SOAL LATIHAN 1: Susun baris-baris data di bawah sebagai daftar bernomor tanpa baris kosong, mulai dari baris pertama data hingga baris yang memuat "233, 464, 310]", keduanya ikut disertakan.

POTONGAN TEKS:

Selain itu, dalam video tersebut juga meminta pemerintah desa, kecamatan, bupati, gubernur, hingga presiden, agar membantu warga atas dugaan pencemaran limbah di sungai.

Aparatus desa setempat bersama tim merespon cepat video tersebut dan melakukan penelusuran Sungai Retok di Kubu Raya. Mereka melewati Koala Mamparigang, Taluk Paten, Gadah, Bator, hingga Sungai Sepatah di Kabupaten Landak pada Minggu (17/4/2022).

Karuan saja, hasil penelusuran menemukan fakta mengenaskan. Sejumlah ikan ditemukan sudah mati dan mengapung. Adapun di antara ikan yang ditemukan yakni baung, tilan, tamparas, dan ada pula ikan buntal.

Sahidin, Kepala Desa Retok mengatakan, selain ikan yang disebutkan, juga ada beragam jenis ikan lainnya yang mati seperti tingadak, kilabo, tapah, siluk/arwana, (merah dan silver), udang, baukng tikus, belut, bintutu, jelawat, ringau, kaloi, lais, sengarat, banga, tabungalatn, dan jenis ikan lainnya.

Arwana Brasil
Ikan jenis Arwana Brasil juga turut meregang nyawa. Foto: Acin (Desa Ritok)

“Sejak 2015 lalu kolam penampungan limbah pabrik sawit PT SMS pernah mengalami kebocoran dan menyebabkan sejumlah ikan mati. Tetapi tidak sebanyak saat ini. Demikian pula tahun 2019, juga pernah terjadi kebocoran. Selama ini belum ada respon pemerintah daerah,” ucapnya.

Sahidin minta agar ada solusi dari perusahaan untuk memastikan limbahnya tidak berbahaya. “Karena warga Retok dan sekitarnya tidak bisa menggunakan air untuk mandi, cuci, dan konsumsi. Masyarakat sangat dirugikan, bahkan ada yang kena diare,” kata Sahidin.

Dia menuding pihak perusahaan sudah abai dengan kewajibannya. Sejatinya pengelolaan dan pendirian pabrik sesuai dengan standar lingkungan hidup.

Selama ini, kata Sahidin, pihaknya di Desa Retok tidak pernah dilibatkan dalam pembahasan Amdal berdirinya pabrik. Sementara saat alami kebocoran justru menuai masalah karena aliran limbah mengalir hingga ke Sungai Retok.

Hendrikus Adam, aktivis Walhi Kalimantan Barat yang turut memantau di lapangan saat melakukan safari Paskah di lokasi mengingatkan bahwa dugaan pencemaran yang menyebabkan matinya sejumlah ikan tidak dapat dianggap remeh.

BAHAN SUMBER:

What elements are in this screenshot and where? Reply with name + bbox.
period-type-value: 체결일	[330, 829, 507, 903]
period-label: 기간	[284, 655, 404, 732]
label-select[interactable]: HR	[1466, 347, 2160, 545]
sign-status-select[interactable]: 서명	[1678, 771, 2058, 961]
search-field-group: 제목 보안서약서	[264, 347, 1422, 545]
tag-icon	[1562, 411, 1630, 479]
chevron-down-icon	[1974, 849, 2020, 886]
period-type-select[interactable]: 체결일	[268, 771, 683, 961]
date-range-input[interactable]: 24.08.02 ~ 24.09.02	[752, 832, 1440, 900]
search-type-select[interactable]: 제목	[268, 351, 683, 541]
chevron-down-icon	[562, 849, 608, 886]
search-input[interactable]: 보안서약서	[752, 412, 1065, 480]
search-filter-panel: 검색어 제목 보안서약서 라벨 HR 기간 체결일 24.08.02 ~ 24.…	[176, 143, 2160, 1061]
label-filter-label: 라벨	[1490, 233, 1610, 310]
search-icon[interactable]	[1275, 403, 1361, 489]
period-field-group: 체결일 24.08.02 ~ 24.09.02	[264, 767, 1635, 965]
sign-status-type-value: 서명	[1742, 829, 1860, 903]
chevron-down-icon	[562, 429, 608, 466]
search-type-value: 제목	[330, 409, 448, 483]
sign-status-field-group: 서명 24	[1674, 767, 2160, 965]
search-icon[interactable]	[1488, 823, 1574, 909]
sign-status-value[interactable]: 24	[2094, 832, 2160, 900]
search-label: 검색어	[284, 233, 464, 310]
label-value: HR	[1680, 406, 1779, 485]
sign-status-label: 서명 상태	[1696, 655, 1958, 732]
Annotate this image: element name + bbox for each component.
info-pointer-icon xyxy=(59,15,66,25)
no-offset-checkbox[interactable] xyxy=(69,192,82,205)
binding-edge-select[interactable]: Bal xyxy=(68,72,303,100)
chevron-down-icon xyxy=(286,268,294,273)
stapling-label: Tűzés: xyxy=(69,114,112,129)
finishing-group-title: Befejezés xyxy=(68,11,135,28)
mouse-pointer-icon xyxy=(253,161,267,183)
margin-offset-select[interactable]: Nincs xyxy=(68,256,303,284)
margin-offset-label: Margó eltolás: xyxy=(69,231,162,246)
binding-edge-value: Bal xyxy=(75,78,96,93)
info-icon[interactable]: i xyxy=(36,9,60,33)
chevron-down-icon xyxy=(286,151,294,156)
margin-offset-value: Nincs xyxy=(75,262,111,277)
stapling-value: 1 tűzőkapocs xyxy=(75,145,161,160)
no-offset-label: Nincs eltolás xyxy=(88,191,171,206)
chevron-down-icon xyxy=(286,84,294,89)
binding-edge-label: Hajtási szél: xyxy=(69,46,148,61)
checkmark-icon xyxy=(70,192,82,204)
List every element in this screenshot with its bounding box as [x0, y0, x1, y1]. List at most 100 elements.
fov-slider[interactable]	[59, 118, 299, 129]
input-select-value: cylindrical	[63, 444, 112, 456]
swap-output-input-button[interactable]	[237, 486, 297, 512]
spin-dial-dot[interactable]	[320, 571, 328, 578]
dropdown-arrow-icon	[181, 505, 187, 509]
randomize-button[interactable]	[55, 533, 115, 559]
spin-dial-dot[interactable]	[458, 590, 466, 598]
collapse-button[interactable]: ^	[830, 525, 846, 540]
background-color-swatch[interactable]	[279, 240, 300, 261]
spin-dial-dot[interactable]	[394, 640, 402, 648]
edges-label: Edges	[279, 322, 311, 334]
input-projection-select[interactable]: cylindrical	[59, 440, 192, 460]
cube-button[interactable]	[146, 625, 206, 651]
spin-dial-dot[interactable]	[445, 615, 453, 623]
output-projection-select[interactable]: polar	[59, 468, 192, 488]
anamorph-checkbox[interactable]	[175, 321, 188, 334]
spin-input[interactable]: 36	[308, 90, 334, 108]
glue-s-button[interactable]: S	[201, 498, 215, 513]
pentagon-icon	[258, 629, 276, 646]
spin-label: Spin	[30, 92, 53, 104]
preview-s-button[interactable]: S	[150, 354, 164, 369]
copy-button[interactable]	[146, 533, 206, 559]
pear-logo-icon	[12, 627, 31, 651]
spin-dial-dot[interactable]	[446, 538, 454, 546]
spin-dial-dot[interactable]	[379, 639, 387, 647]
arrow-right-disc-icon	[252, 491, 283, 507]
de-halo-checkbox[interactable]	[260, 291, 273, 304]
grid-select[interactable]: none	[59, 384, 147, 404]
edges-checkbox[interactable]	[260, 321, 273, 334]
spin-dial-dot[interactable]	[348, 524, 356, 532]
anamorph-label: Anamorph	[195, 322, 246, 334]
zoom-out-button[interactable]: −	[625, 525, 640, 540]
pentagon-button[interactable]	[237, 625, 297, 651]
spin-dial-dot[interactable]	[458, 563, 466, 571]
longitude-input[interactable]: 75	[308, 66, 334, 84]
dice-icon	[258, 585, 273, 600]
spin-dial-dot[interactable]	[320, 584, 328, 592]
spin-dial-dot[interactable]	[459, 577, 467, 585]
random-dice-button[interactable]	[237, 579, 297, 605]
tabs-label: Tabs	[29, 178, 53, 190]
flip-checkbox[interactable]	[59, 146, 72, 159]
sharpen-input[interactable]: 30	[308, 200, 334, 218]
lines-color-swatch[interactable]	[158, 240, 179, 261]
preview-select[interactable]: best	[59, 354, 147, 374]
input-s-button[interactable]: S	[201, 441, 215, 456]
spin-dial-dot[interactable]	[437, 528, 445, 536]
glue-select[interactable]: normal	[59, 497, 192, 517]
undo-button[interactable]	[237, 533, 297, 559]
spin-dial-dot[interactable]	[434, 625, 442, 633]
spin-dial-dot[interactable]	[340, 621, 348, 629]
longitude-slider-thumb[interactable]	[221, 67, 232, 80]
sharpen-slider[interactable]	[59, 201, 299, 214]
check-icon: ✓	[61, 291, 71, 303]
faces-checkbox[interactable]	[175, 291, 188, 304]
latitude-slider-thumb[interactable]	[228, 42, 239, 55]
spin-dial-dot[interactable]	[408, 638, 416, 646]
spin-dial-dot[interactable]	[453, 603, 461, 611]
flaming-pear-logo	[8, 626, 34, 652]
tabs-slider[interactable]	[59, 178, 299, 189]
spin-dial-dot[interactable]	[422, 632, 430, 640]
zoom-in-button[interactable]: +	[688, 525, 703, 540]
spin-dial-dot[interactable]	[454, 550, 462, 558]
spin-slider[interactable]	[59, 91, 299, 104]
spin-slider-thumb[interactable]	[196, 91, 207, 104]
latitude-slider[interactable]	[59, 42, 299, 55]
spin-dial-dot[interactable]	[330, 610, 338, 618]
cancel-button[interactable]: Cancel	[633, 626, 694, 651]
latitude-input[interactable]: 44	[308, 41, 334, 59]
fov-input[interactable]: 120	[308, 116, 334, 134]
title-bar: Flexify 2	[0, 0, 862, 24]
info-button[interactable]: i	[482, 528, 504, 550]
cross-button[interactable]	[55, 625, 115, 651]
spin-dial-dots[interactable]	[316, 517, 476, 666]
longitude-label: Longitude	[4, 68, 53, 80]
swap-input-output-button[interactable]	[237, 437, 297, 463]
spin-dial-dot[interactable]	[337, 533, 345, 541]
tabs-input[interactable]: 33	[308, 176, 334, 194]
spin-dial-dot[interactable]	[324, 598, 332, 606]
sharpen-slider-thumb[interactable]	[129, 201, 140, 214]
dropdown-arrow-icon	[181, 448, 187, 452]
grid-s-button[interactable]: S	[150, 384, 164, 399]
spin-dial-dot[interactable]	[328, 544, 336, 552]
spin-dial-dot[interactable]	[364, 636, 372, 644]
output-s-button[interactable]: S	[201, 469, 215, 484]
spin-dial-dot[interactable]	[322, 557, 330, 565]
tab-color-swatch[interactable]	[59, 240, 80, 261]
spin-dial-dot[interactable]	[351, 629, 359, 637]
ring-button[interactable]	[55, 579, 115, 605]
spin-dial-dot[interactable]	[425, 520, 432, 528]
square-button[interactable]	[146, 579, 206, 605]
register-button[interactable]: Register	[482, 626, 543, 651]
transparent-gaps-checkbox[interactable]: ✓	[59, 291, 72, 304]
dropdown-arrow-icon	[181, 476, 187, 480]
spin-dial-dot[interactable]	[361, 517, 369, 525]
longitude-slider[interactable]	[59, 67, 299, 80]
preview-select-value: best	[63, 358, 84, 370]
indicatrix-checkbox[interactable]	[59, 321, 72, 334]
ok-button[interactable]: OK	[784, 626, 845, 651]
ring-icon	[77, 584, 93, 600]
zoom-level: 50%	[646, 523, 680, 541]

SOAL LATIHAN 2: Tulis ulang bagian teks tentang pencemaran Sungai Retok, mulai dari "Karuan saja, hasil" hingga "pula ikan buntal.", dengan menukar "mengapung" menjadi "terapung".

JAWABAN 1:
1. What elements are in this screenshot and where? Reply with name + bbox.
2. period-type-value: 체결일	[330, 829, 507, 903]
3. period-label: 기간	[284, 655, 404, 732]
4. label-select[interactable]: HR	[1466, 347, 2160, 545]
5. sign-status-select[interactable]: 서명	[1678, 771, 2058, 961]
6. search-field-group: 제목 보안서약서	[264, 347, 1422, 545]
7. tag-icon	[1562, 411, 1630, 479]
8. chevron-down-icon	[1974, 849, 2020, 886]
9. period-type-select[interactable]: 체결일	[268, 771, 683, 961]
10. date-range-input[interactable]: 24.08.02 ~ 24.09.02	[752, 832, 1440, 900]
11. search-type-select[interactable]: 제목	[268, 351, 683, 541]
12. chevron-down-icon	[562, 849, 608, 886]
13. search-input[interactable]: 보안서약서	[752, 412, 1065, 480]
14. search-filter-panel: 검색어 제목 보안서약서 라벨 HR 기간 체결일 24.08.02 ~ 24.…	[176, 143, 2160, 1061]
15. label-filter-label: 라벨	[1490, 233, 1610, 310]
16. search-icon[interactable]	[1275, 403, 1361, 489]
17. period-field-group: 체결일 24.08.02 ~ 24.09.02	[264, 767, 1635, 965]
18. sign-status-type-value: 서명	[1742, 829, 1860, 903]
19. chevron-down-icon	[562, 429, 608, 466]
20. search-type-value: 제목	[330, 409, 448, 483]
21. sign-status-field-group: 서명 24	[1674, 767, 2160, 965]
22. search-icon[interactable]	[1488, 823, 1574, 909]
23. sign-status-value[interactable]: 24	[2094, 832, 2160, 900]
24. search-label: 검색어	[284, 233, 464, 310]

JAWABAN 2:
Karuan saja, hasil penelusuran menemukan fakta mengenaskan. Sejumlah ikan ditemukan sudah mati dan terapung. Adapun di antara ikan yang ditemukan yakni baung, tilan, tamparas, dan ada pula ikan buntal.